--- start of DATA FOR THIS EXERCISE ---

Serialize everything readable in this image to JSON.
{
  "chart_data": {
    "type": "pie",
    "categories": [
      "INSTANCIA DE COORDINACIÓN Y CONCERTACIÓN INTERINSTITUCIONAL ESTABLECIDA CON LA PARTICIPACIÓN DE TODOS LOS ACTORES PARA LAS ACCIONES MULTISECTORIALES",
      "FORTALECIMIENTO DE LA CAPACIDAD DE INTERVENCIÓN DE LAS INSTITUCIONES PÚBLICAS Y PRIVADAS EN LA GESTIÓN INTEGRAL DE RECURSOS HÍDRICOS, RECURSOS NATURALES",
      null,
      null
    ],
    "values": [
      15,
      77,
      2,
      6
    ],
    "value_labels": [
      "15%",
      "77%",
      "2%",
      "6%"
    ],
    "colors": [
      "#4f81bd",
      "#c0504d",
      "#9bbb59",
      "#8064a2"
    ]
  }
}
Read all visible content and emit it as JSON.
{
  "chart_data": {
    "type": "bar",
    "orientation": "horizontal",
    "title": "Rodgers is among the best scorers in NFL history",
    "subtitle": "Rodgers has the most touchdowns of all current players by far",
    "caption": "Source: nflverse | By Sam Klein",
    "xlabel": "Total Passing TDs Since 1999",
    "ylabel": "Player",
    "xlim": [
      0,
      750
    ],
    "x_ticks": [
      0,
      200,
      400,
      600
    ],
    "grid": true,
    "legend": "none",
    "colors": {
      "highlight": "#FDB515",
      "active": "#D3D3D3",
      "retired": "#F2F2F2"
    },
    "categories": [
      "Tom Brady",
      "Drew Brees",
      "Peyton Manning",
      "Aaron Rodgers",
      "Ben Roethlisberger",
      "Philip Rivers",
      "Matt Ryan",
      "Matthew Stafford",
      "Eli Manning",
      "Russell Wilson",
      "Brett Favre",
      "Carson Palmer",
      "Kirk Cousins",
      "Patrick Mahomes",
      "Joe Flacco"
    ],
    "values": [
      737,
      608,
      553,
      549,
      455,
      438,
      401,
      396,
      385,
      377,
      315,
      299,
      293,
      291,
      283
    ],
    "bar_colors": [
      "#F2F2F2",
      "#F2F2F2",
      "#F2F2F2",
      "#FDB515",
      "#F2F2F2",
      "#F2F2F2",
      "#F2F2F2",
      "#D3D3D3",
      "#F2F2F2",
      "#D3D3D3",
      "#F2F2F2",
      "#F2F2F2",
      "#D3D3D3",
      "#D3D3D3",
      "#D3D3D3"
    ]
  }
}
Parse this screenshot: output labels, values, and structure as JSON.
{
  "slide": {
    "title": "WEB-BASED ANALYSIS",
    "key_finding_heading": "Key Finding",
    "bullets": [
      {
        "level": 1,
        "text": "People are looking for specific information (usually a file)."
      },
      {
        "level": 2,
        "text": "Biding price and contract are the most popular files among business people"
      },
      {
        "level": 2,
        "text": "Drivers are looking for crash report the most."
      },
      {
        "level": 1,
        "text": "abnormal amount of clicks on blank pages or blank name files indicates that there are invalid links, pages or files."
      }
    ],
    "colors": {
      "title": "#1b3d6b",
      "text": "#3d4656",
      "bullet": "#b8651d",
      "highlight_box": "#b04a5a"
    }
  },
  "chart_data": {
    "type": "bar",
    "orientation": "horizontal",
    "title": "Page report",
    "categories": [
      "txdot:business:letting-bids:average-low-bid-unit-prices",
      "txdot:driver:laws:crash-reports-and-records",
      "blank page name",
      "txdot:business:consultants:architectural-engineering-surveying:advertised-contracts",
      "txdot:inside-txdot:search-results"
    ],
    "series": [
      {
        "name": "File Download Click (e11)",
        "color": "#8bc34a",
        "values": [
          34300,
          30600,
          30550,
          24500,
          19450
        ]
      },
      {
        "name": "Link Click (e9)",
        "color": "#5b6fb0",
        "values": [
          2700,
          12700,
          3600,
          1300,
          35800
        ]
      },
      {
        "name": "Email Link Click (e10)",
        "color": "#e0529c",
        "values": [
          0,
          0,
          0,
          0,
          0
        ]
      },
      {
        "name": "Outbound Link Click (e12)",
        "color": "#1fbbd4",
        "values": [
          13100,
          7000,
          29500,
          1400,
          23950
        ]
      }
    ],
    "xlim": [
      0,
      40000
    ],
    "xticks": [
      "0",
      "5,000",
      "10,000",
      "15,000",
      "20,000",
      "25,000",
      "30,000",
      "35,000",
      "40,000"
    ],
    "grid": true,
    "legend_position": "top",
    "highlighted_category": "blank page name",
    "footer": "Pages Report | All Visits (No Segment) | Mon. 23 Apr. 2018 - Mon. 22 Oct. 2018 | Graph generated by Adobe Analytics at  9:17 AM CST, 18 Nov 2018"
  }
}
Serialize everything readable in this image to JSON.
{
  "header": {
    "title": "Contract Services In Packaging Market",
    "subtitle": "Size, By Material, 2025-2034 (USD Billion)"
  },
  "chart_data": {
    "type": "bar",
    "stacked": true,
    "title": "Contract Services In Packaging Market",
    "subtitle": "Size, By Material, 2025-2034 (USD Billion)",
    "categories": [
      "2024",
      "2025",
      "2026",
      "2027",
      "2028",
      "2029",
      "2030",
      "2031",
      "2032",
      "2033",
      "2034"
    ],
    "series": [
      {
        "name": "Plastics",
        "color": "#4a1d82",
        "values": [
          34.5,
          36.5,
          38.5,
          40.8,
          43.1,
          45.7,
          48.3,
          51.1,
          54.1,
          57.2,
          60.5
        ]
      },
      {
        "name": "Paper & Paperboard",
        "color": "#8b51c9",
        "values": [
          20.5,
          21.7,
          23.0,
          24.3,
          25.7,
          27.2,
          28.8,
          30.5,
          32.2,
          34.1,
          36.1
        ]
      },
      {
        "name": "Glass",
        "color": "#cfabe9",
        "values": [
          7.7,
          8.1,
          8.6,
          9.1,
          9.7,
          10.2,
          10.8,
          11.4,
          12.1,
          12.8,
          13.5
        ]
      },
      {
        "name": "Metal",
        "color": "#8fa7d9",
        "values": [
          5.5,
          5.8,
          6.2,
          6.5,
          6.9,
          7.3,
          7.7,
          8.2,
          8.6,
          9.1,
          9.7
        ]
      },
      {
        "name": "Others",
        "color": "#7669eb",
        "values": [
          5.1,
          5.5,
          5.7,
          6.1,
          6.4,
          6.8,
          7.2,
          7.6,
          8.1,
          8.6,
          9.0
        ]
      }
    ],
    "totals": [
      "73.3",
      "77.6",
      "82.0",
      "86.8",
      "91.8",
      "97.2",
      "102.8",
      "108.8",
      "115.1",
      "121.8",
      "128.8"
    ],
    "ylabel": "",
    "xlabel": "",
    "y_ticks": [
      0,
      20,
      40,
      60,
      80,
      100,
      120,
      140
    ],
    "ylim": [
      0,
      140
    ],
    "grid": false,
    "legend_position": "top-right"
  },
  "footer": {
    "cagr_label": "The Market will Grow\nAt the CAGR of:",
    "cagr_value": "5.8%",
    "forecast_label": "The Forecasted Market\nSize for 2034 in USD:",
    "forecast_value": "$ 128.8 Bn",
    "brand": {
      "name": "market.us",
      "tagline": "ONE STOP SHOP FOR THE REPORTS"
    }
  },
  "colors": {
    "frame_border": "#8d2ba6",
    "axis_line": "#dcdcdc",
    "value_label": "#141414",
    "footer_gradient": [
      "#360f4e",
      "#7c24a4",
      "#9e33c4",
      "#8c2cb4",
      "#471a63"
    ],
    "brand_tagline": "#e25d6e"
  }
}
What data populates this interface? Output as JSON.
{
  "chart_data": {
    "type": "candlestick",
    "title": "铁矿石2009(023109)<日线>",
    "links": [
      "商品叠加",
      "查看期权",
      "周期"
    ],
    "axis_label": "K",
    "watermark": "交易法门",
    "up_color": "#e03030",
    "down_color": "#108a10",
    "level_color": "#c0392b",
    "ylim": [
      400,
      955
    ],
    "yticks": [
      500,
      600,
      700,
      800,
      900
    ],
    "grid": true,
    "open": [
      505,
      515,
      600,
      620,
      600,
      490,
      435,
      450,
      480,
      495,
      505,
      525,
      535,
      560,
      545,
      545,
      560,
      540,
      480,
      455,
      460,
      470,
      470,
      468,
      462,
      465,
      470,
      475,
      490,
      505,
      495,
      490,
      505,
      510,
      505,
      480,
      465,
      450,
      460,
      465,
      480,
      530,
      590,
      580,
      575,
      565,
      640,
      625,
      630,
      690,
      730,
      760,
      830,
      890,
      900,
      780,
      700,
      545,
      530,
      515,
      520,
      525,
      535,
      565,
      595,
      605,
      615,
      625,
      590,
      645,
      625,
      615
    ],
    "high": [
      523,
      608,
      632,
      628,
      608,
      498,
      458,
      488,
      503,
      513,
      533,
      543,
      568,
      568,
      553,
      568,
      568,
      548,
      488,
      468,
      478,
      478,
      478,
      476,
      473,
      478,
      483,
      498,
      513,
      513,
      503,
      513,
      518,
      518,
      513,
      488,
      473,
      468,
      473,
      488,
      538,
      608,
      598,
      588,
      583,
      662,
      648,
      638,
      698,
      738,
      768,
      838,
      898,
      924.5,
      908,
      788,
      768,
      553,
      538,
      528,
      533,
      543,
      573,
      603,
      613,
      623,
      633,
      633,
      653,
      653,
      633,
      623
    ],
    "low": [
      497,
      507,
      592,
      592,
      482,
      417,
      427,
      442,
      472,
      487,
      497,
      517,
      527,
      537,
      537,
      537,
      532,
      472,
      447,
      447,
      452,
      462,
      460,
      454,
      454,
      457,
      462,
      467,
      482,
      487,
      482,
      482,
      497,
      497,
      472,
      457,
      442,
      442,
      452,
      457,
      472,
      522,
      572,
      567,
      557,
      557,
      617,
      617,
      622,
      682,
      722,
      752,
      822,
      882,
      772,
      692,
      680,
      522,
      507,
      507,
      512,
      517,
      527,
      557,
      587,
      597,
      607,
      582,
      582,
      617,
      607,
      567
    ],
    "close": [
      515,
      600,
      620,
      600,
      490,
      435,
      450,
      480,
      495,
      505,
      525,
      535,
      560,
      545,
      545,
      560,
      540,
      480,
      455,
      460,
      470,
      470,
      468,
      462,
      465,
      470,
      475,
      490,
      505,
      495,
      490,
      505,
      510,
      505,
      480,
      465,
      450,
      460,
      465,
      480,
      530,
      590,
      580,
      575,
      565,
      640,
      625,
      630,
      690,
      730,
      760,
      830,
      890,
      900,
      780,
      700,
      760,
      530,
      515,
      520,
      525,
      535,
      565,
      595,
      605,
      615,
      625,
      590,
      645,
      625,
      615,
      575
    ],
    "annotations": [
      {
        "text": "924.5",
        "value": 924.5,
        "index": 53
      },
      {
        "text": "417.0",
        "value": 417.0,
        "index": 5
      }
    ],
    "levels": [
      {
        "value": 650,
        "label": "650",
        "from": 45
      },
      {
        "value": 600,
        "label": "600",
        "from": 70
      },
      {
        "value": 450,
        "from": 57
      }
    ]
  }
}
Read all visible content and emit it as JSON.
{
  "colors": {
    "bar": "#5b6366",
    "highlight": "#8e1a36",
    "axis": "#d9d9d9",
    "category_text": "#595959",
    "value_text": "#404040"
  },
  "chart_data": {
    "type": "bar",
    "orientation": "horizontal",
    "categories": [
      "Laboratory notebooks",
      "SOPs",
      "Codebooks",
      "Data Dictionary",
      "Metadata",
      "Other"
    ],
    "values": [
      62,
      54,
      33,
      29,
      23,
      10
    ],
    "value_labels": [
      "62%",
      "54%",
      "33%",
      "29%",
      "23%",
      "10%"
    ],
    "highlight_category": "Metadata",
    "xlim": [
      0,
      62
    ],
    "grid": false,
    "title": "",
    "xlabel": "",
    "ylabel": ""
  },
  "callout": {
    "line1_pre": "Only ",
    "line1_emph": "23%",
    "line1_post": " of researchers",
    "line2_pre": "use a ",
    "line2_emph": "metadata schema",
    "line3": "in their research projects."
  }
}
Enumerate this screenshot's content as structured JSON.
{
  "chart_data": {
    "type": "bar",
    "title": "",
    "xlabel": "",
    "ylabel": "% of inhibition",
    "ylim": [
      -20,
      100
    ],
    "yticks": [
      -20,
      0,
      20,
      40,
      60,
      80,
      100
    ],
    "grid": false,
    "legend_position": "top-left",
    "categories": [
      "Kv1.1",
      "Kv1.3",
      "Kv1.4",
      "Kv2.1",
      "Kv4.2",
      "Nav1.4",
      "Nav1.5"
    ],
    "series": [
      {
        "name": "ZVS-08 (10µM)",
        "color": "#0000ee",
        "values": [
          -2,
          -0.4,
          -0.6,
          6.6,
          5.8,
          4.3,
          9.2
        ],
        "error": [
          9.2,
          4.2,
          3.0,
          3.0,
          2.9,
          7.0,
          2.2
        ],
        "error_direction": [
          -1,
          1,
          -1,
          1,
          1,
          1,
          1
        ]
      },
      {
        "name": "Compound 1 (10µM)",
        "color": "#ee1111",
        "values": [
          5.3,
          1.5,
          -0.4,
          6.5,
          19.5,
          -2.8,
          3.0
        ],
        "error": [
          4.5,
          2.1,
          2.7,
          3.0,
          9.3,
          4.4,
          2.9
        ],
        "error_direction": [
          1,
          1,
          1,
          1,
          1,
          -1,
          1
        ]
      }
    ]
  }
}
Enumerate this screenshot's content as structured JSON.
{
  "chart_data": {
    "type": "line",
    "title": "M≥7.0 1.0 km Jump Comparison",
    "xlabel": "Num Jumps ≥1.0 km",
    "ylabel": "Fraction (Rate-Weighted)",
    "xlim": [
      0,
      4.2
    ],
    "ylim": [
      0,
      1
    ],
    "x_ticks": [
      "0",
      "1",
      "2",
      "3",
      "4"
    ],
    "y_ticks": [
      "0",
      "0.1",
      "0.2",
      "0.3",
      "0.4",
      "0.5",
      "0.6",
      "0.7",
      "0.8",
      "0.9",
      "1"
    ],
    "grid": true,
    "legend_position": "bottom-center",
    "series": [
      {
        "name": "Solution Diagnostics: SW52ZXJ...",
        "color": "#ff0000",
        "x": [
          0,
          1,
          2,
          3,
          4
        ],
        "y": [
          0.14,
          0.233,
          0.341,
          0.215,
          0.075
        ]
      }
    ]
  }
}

--- end of DATA FOR THIS EXERCISE ---

* _WORK REQUIRED_
Identify the lines in the entries that hold "ylabel" and return each one.

* _FINAL ANSWER_
    "ylabel": "Player",
    "ylabel": "",
    "ylabel": ""
    "ylabel": "% of inhibition",
    "ylabel": "Fraction (Rate-Weighted)",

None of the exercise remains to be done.